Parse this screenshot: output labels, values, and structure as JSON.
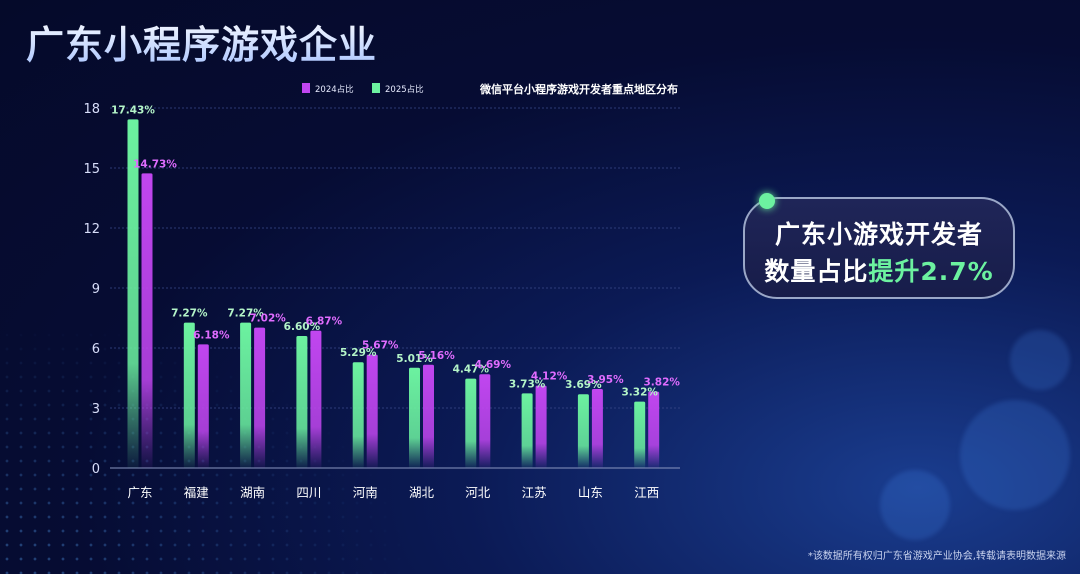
{
  "title": "广东小程序游戏企业",
  "callout": {
    "line1": "广东小游戏开发者",
    "line2_prefix": "数量占比",
    "line2_highlight": "提升2.7%"
  },
  "footnote": "*该数据所有权归广东省游戏产业协会,转载请表明数据来源",
  "colors": {
    "series2025": "#6cf2a0",
    "series2024": "#c146f0",
    "label2025": "#b4f5c8",
    "label2024": "#e06cff"
  },
  "chart_data": {
    "type": "bar",
    "title": "微信平台小程序游戏开发者重点地区分布",
    "categories": [
      "广东",
      "福建",
      "湖南",
      "四川",
      "河南",
      "湖北",
      "河北",
      "江苏",
      "山东",
      "江西"
    ],
    "series": [
      {
        "name": "2025占比",
        "values": [
          17.43,
          7.27,
          7.27,
          6.6,
          5.29,
          5.01,
          4.47,
          3.73,
          3.69,
          3.32
        ],
        "labels": [
          "17.43%",
          "7.27%",
          "7.27%",
          "6.60%",
          "5.29%",
          "5.01%",
          "4.47%",
          "3.73%",
          "3.69%",
          "3.32%"
        ]
      },
      {
        "name": "2024占比",
        "values": [
          14.73,
          6.18,
          7.02,
          6.87,
          5.67,
          5.16,
          4.69,
          4.12,
          3.95,
          3.82
        ],
        "labels": [
          "14.73%",
          "6.18%",
          "7.02%",
          "6.87%",
          "5.67%",
          "5.16%",
          "4.69%",
          "4.12%",
          "3.95%",
          "3.82%"
        ]
      }
    ],
    "legend_order": [
      "2024占比",
      "2025占比"
    ],
    "ylim": [
      0,
      18
    ],
    "yticks": [
      "0",
      "3",
      "6",
      "9",
      "12",
      "15",
      "18"
    ],
    "grid": true,
    "legend_position": "top"
  }
}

======

# What you are asked to do
Omit the pictures and reproduce the listing exactly.

# Output for this task
Parse this screenshot: output labels, values, and structure as JSON.
{
  "title": "广东小程序游戏企业",
  "callout": {
    "line1": "广东小游戏开发者",
    "line2_prefix": "数量占比",
    "line2_highlight": "提升2.7%"
  },
  "footnote": "*该数据所有权归广东省游戏产业协会,转载请表明数据来源",
  "colors": {
    "series2025": "#6cf2a0",
    "series2024": "#c146f0",
    "label2025": "#b4f5c8",
    "label2024": "#e06cff"
  },
  "chart_data": {
    "type": "bar",
    "title": "微信平台小程序游戏开发者重点地区分布",
    "categories": [
      "广东",
      "福建",
      "湖南",
      "四川",
      "河南",
      "湖北",
      "河北",
      "江苏",
      "山东",
      "江西"
    ],
    "series": [
      {
        "name": "2025占比",
        "values": [
          17.43,
          7.27,
          7.27,
          6.6,
          5.29,
          5.01,
          4.47,
          3.73,
          3.69,
          3.32
        ],
        "labels": [
          "17.43%",
          "7.27%",
          "7.27%",
          "6.60%",
          "5.29%",
          "5.01%",
          "4.47%",
          "3.73%",
          "3.69%",
          "3.32%"
        ]
      },
      {
        "name": "2024占比",
        "values": [
          14.73,
          6.18,
          7.02,
          6.87,
          5.67,
          5.16,
          4.69,
          4.12,
          3.95,
          3.82
        ],
        "labels": [
          "14.73%",
          "6.18%",
          "7.02%",
          "6.87%",
          "5.67%",
          "5.16%",
          "4.69%",
          "4.12%",
          "3.95%",
          "3.82%"
        ]
      }
    ],
    "legend_order": [
      "2024占比",
      "2025占比"
    ],
    "ylim": [
      0,
      18
    ],
    "yticks": [
      "0",
      "3",
      "6",
      "9",
      "12",
      "15",
      "18"
    ],
    "grid": true,
    "legend_position": "top"
  }
}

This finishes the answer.